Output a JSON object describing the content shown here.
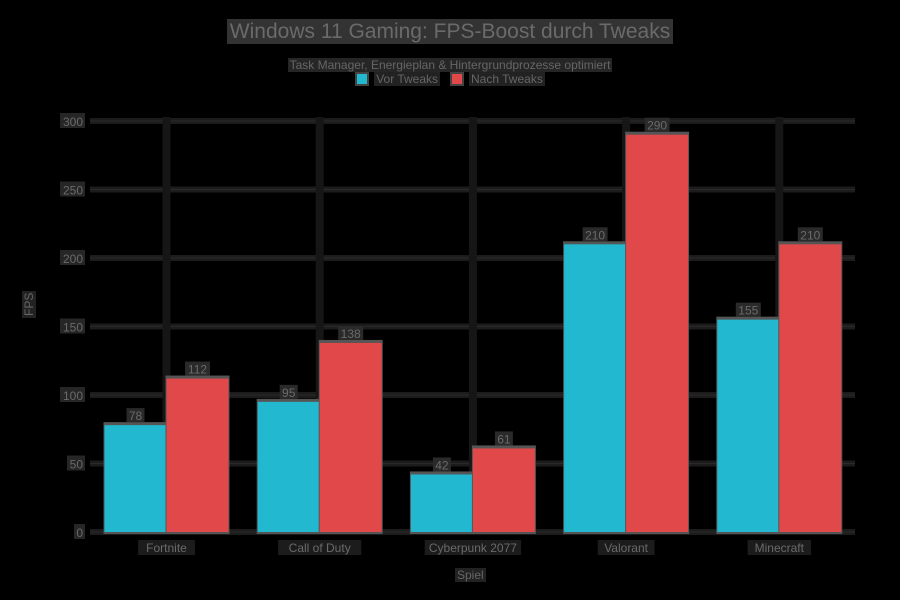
{
  "header": {
    "title": "Windows 11 Gaming: FPS-Boost durch Tweaks",
    "subtitle": "Task Manager, Energieplan & Hintergrundprozesse optimiert"
  },
  "legend": {
    "items": [
      {
        "label": "Vor Tweaks",
        "color": "#22b8cf"
      },
      {
        "label": "Nach Tweaks",
        "color": "#e0484a"
      }
    ]
  },
  "axes": {
    "xlabel": "Spiel",
    "ylabel": "FPS"
  },
  "chart_data": {
    "type": "bar",
    "title": "Windows 11 Gaming: FPS-Boost durch Tweaks",
    "subtitle": "Task Manager, Energieplan & Hintergrundprozesse optimiert",
    "xlabel": "Spiel",
    "ylabel": "FPS",
    "categories": [
      "Fortnite",
      "Call of Duty",
      "Cyberpunk 2077",
      "Valorant",
      "Minecraft"
    ],
    "series": [
      {
        "name": "Vor Tweaks",
        "color": "#22b8cf",
        "values": [
          78,
          95,
          42,
          210,
          155
        ]
      },
      {
        "name": "Nach Tweaks",
        "color": "#e0484a",
        "values": [
          112,
          138,
          61,
          290,
          210
        ]
      }
    ],
    "ylim": [
      0,
      300
    ],
    "yticks": [
      0,
      50,
      100,
      150,
      200,
      250,
      300
    ],
    "grid": true,
    "legend_position": "top-center",
    "data_labels": true
  }
}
----------------
Copy each line of the records precisely and drop any images they hold.

TASK ANSWER:
Output a JSON object describing the content shown here.
{
  "header": {
    "title": "Windows 11 Gaming: FPS-Boost durch Tweaks",
    "subtitle": "Task Manager, Energieplan & Hintergrundprozesse optimiert"
  },
  "legend": {
    "items": [
      {
        "label": "Vor Tweaks",
        "color": "#22b8cf"
      },
      {
        "label": "Nach Tweaks",
        "color": "#e0484a"
      }
    ]
  },
  "axes": {
    "xlabel": "Spiel",
    "ylabel": "FPS"
  },
  "chart_data": {
    "type": "bar",
    "title": "Windows 11 Gaming: FPS-Boost durch Tweaks",
    "subtitle": "Task Manager, Energieplan & Hintergrundprozesse optimiert",
    "xlabel": "Spiel",
    "ylabel": "FPS",
    "categories": [
      "Fortnite",
      "Call of Duty",
      "Cyberpunk 2077",
      "Valorant",
      "Minecraft"
    ],
    "series": [
      {
        "name": "Vor Tweaks",
        "color": "#22b8cf",
        "values": [
          78,
          95,
          42,
          210,
          155
        ]
      },
      {
        "name": "Nach Tweaks",
        "color": "#e0484a",
        "values": [
          112,
          138,
          61,
          290,
          210
        ]
      }
    ],
    "ylim": [
      0,
      300
    ],
    "yticks": [
      0,
      50,
      100,
      150,
      200,
      250,
      300
    ],
    "grid": true,
    "legend_position": "top-center",
    "data_labels": true
  }
}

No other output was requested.